* [EXERCISE AIM]
Copy all entries without alteration and skip the pictures they hold.

--------------------

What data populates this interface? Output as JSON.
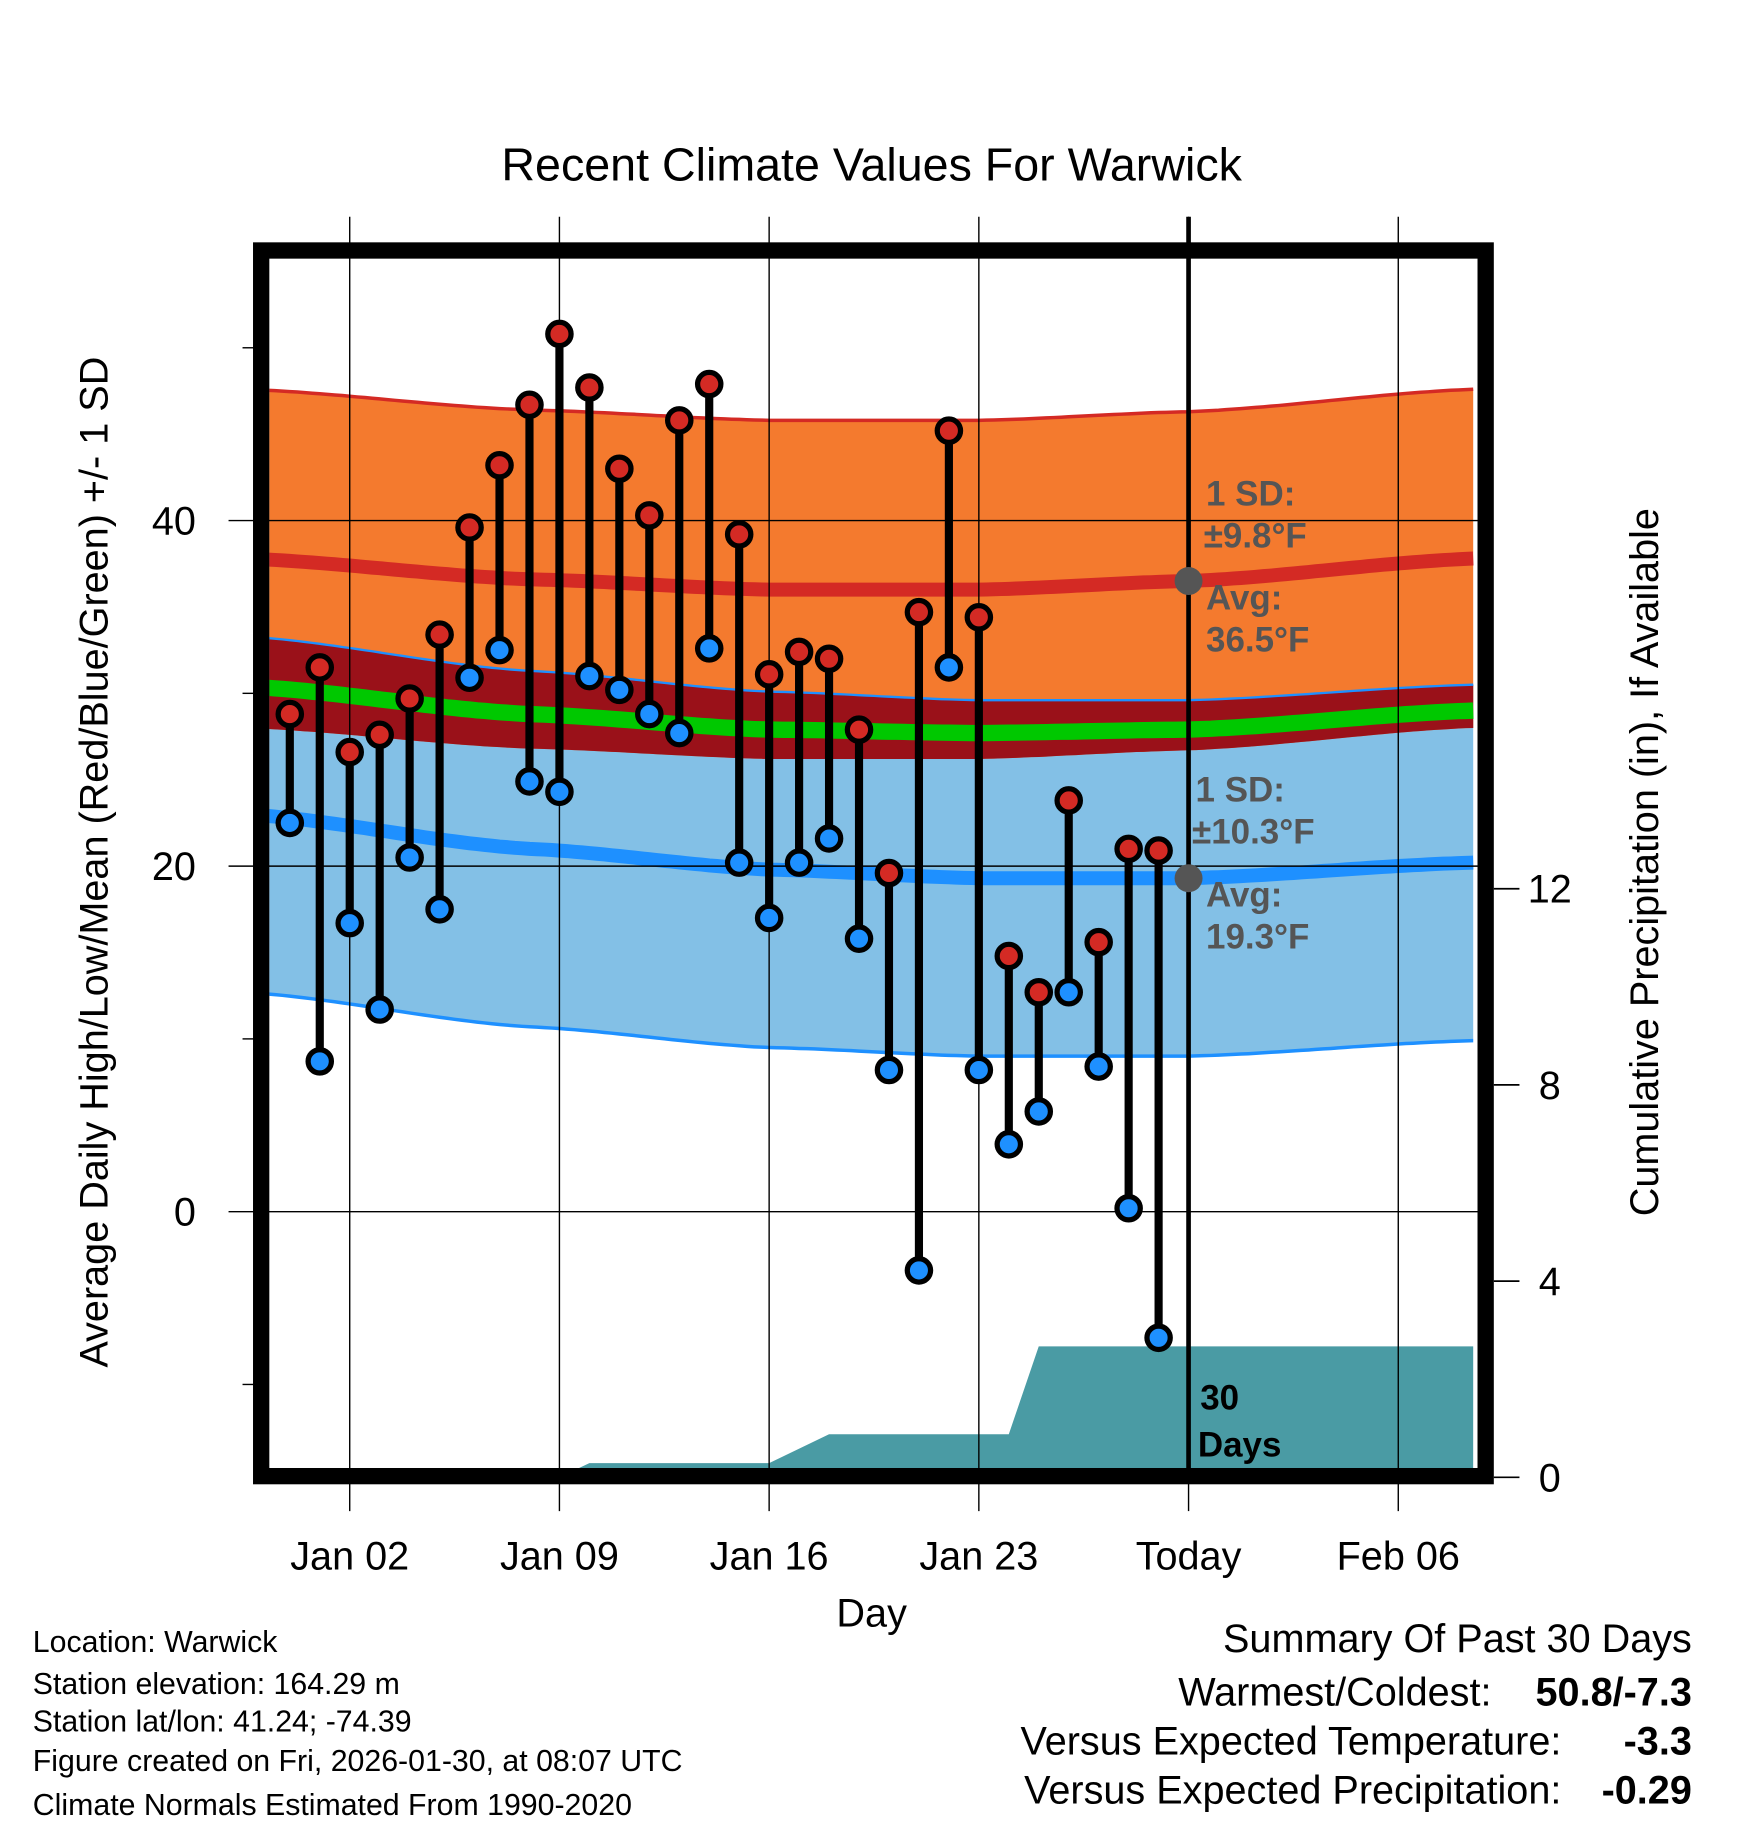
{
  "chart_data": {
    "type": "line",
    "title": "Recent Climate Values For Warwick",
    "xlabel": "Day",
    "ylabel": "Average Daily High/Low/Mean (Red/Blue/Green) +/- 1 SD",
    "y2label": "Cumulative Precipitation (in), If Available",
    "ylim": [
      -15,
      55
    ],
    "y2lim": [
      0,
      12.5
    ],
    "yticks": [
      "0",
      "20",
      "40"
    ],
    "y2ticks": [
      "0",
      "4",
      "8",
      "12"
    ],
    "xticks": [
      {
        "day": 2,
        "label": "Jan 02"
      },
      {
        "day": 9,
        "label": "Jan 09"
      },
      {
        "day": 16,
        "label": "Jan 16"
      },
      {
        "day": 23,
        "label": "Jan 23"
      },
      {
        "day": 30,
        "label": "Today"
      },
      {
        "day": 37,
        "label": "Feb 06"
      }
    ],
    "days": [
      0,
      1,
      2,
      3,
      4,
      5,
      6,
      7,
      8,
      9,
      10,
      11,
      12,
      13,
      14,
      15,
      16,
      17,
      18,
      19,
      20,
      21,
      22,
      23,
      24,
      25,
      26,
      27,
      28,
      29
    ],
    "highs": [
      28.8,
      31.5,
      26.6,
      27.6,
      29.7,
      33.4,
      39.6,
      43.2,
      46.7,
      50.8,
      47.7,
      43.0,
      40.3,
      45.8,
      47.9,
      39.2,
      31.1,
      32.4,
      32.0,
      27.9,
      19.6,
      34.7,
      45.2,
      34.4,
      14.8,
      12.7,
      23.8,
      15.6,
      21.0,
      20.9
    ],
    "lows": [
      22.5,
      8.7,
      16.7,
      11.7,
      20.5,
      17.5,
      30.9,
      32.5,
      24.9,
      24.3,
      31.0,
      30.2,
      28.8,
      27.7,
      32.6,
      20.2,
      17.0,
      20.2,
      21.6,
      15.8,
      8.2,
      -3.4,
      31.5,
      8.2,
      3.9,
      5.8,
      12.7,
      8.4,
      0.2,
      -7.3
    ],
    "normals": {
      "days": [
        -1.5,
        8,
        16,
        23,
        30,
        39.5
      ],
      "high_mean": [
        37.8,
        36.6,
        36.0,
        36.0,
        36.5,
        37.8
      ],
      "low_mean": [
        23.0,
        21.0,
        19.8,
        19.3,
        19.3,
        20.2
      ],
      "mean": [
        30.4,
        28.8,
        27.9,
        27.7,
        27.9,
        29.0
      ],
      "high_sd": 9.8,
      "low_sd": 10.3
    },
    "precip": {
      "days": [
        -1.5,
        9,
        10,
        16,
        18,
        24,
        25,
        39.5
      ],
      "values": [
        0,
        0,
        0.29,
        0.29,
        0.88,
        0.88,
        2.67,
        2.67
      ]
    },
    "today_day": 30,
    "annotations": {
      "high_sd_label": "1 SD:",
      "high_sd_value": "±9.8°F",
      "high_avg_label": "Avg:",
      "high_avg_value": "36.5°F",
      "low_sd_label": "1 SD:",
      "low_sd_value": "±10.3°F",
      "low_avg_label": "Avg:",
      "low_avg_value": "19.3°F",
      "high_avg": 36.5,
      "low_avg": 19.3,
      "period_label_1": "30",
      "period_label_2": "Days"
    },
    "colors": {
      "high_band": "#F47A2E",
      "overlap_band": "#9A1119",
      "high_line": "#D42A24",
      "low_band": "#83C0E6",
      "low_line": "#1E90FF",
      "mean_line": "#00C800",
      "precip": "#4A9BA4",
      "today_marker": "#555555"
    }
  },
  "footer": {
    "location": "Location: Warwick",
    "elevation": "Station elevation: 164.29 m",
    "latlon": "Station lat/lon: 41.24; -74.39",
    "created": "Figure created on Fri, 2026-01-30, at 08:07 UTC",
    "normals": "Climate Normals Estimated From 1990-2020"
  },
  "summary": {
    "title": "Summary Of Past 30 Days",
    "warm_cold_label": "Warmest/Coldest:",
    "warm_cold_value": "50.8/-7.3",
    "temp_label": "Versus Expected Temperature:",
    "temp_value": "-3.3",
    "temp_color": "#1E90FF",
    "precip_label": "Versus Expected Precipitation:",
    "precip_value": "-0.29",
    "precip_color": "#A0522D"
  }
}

--------------------

* [ANSWER TO THIS EXERCISE]
What data populates this interface? Output as JSON.
{
  "chart_data": {
    "type": "line",
    "title": "Recent Climate Values For Warwick",
    "xlabel": "Day",
    "ylabel": "Average Daily High/Low/Mean (Red/Blue/Green) +/- 1 SD",
    "y2label": "Cumulative Precipitation (in), If Available",
    "ylim": [
      -15,
      55
    ],
    "y2lim": [
      0,
      12.5
    ],
    "yticks": [
      "0",
      "20",
      "40"
    ],
    "y2ticks": [
      "0",
      "4",
      "8",
      "12"
    ],
    "xticks": [
      {
        "day": 2,
        "label": "Jan 02"
      },
      {
        "day": 9,
        "label": "Jan 09"
      },
      {
        "day": 16,
        "label": "Jan 16"
      },
      {
        "day": 23,
        "label": "Jan 23"
      },
      {
        "day": 30,
        "label": "Today"
      },
      {
        "day": 37,
        "label": "Feb 06"
      }
    ],
    "days": [
      0,
      1,
      2,
      3,
      4,
      5,
      6,
      7,
      8,
      9,
      10,
      11,
      12,
      13,
      14,
      15,
      16,
      17,
      18,
      19,
      20,
      21,
      22,
      23,
      24,
      25,
      26,
      27,
      28,
      29
    ],
    "highs": [
      28.8,
      31.5,
      26.6,
      27.6,
      29.7,
      33.4,
      39.6,
      43.2,
      46.7,
      50.8,
      47.7,
      43.0,
      40.3,
      45.8,
      47.9,
      39.2,
      31.1,
      32.4,
      32.0,
      27.9,
      19.6,
      34.7,
      45.2,
      34.4,
      14.8,
      12.7,
      23.8,
      15.6,
      21.0,
      20.9
    ],
    "lows": [
      22.5,
      8.7,
      16.7,
      11.7,
      20.5,
      17.5,
      30.9,
      32.5,
      24.9,
      24.3,
      31.0,
      30.2,
      28.8,
      27.7,
      32.6,
      20.2,
      17.0,
      20.2,
      21.6,
      15.8,
      8.2,
      -3.4,
      31.5,
      8.2,
      3.9,
      5.8,
      12.7,
      8.4,
      0.2,
      -7.3
    ],
    "normals": {
      "days": [
        -1.5,
        8,
        16,
        23,
        30,
        39.5
      ],
      "high_mean": [
        37.8,
        36.6,
        36.0,
        36.0,
        36.5,
        37.8
      ],
      "low_mean": [
        23.0,
        21.0,
        19.8,
        19.3,
        19.3,
        20.2
      ],
      "mean": [
        30.4,
        28.8,
        27.9,
        27.7,
        27.9,
        29.0
      ],
      "high_sd": 9.8,
      "low_sd": 10.3
    },
    "precip": {
      "days": [
        -1.5,
        9,
        10,
        16,
        18,
        24,
        25,
        39.5
      ],
      "values": [
        0,
        0,
        0.29,
        0.29,
        0.88,
        0.88,
        2.67,
        2.67
      ]
    },
    "today_day": 30,
    "annotations": {
      "high_sd_label": "1 SD:",
      "high_sd_value": "±9.8°F",
      "high_avg_label": "Avg:",
      "high_avg_value": "36.5°F",
      "low_sd_label": "1 SD:",
      "low_sd_value": "±10.3°F",
      "low_avg_label": "Avg:",
      "low_avg_value": "19.3°F",
      "high_avg": 36.5,
      "low_avg": 19.3,
      "period_label_1": "30",
      "period_label_2": "Days"
    },
    "colors": {
      "high_band": "#F47A2E",
      "overlap_band": "#9A1119",
      "high_line": "#D42A24",
      "low_band": "#83C0E6",
      "low_line": "#1E90FF",
      "mean_line": "#00C800",
      "precip": "#4A9BA4",
      "today_marker": "#555555"
    }
  },
  "footer": {
    "location": "Location: Warwick",
    "elevation": "Station elevation: 164.29 m",
    "latlon": "Station lat/lon: 41.24; -74.39",
    "created": "Figure created on Fri, 2026-01-30, at 08:07 UTC",
    "normals": "Climate Normals Estimated From 1990-2020"
  },
  "summary": {
    "title": "Summary Of Past 30 Days",
    "warm_cold_label": "Warmest/Coldest:",
    "warm_cold_value": "50.8/-7.3",
    "temp_label": "Versus Expected Temperature:",
    "temp_value": "-3.3",
    "temp_color": "#1E90FF",
    "precip_label": "Versus Expected Precipitation:",
    "precip_value": "-0.29",
    "precip_color": "#A0522D"
  }
}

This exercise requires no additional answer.